[Excerpt from a dataset]

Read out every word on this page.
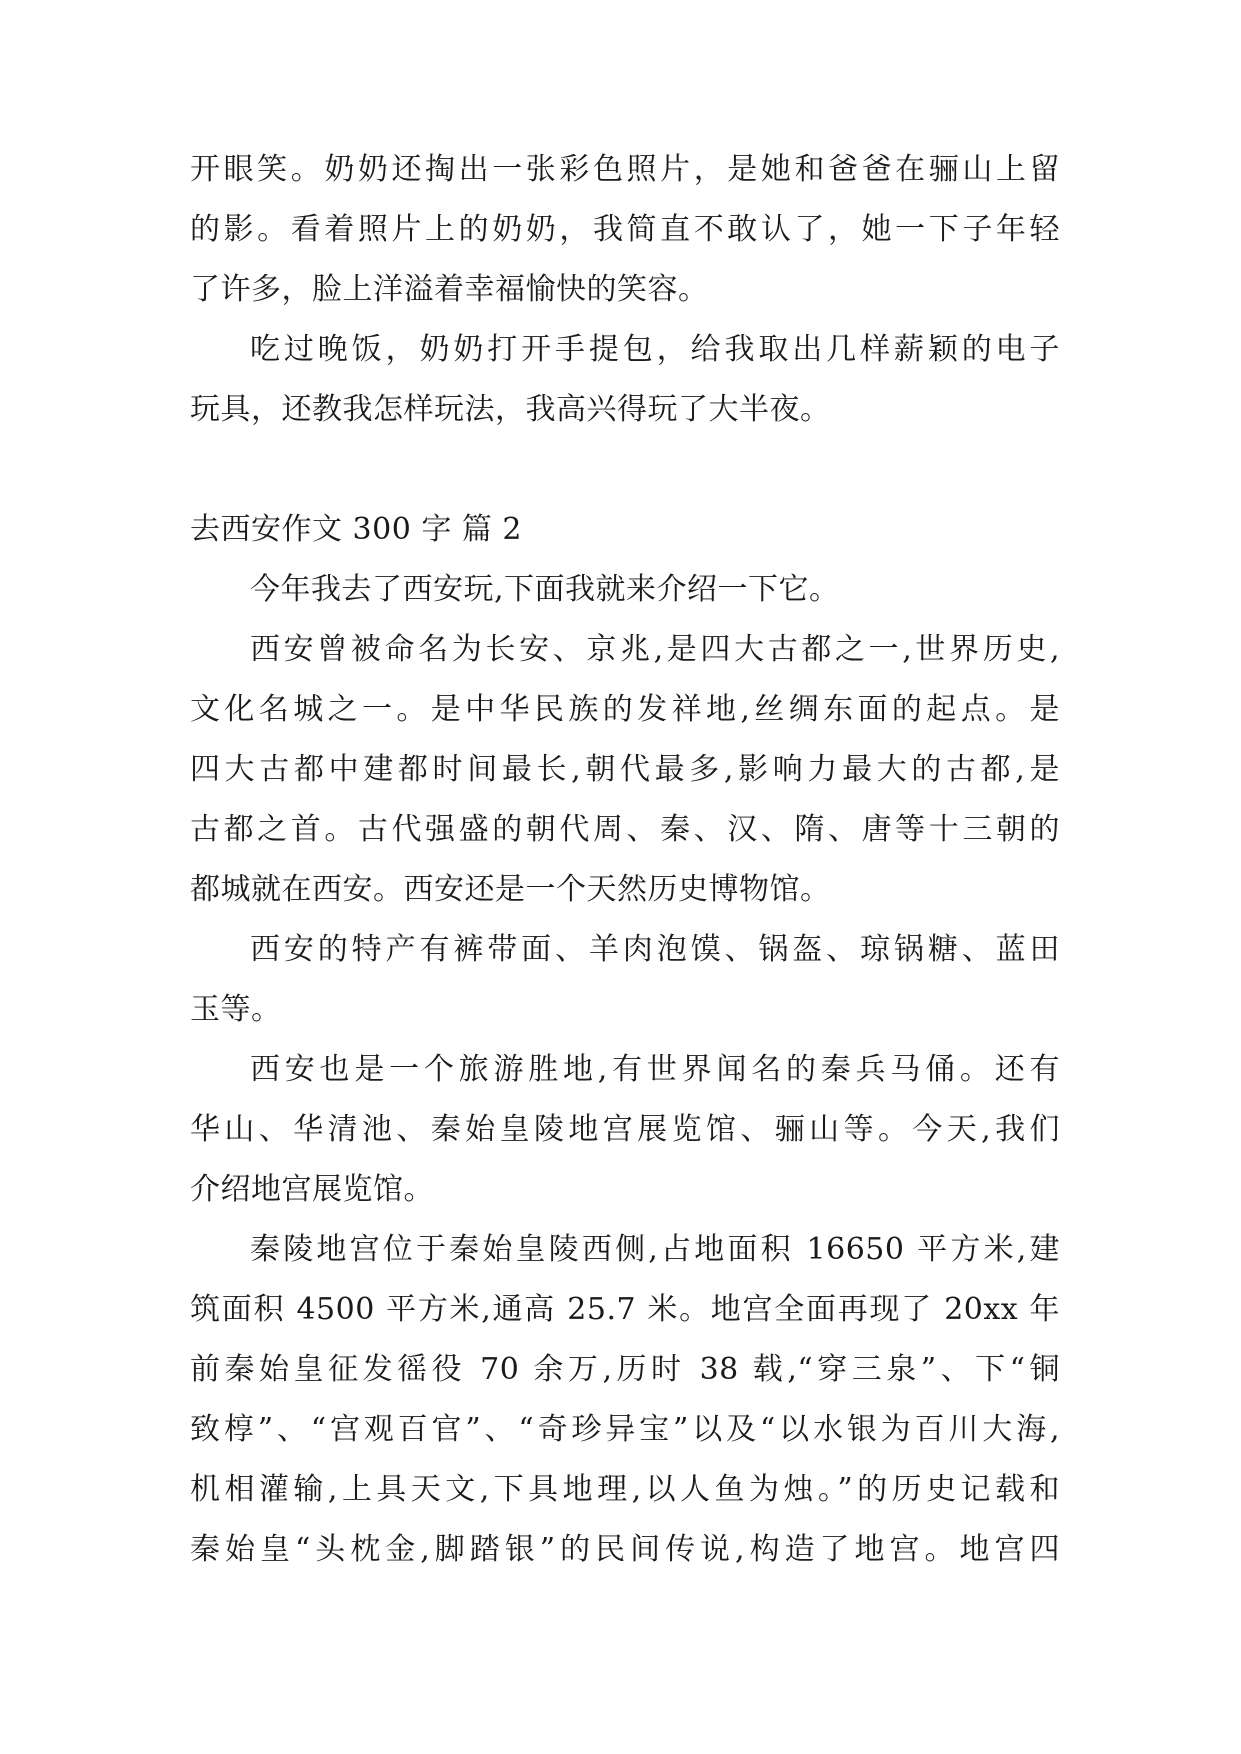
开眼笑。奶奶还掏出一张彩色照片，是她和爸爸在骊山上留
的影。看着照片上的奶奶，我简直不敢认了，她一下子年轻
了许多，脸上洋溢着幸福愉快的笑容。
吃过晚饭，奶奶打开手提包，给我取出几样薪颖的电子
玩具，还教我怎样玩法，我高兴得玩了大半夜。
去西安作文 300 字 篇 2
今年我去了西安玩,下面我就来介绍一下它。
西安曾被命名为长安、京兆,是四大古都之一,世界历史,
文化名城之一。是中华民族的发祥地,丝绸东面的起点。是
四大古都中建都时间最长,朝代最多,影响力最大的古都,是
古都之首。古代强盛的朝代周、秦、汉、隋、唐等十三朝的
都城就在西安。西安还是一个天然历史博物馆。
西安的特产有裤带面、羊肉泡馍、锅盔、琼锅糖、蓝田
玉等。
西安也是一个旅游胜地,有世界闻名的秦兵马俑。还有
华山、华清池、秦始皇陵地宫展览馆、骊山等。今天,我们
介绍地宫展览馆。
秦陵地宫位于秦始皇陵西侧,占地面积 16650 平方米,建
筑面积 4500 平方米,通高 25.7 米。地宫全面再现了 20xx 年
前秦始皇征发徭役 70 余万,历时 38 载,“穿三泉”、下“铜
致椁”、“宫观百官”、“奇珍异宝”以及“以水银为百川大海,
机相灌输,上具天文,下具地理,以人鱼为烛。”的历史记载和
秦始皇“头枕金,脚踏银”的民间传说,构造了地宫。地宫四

- [Job]
Extract the entries in full, exactly as they are, minus the pictures.

- [The solution]
Read out every word on this page.
开眼笑。奶奶还掏出一张彩色照片，是她和爸爸在骊山上留
的影。看着照片上的奶奶，我简直不敢认了，她一下子年轻
了许多，脸上洋溢着幸福愉快的笑容。
吃过晚饭，奶奶打开手提包，给我取出几样薪颖的电子
玩具，还教我怎样玩法，我高兴得玩了大半夜。
去西安作文 300 字 篇 2
今年我去了西安玩,下面我就来介绍一下它。
西安曾被命名为长安、京兆,是四大古都之一,世界历史,
文化名城之一。是中华民族的发祥地,丝绸东面的起点。是
四大古都中建都时间最长,朝代最多,影响力最大的古都,是
古都之首。古代强盛的朝代周、秦、汉、隋、唐等十三朝的
都城就在西安。西安还是一个天然历史博物馆。
西安的特产有裤带面、羊肉泡馍、锅盔、琼锅糖、蓝田
玉等。
西安也是一个旅游胜地,有世界闻名的秦兵马俑。还有
华山、华清池、秦始皇陵地宫展览馆、骊山等。今天,我们
介绍地宫展览馆。
秦陵地宫位于秦始皇陵西侧,占地面积 16650 平方米,建
筑面积 4500 平方米,通高 25.7 米。地宫全面再现了 20xx 年
前秦始皇征发徭役 70 余万,历时 38 载,“穿三泉”、下“铜
致椁”、“宫观百官”、“奇珍异宝”以及“以水银为百川大海,
机相灌输,上具天文,下具地理,以人鱼为烛。”的历史记载和
秦始皇“头枕金,脚踏银”的民间传说,构造了地宫。地宫四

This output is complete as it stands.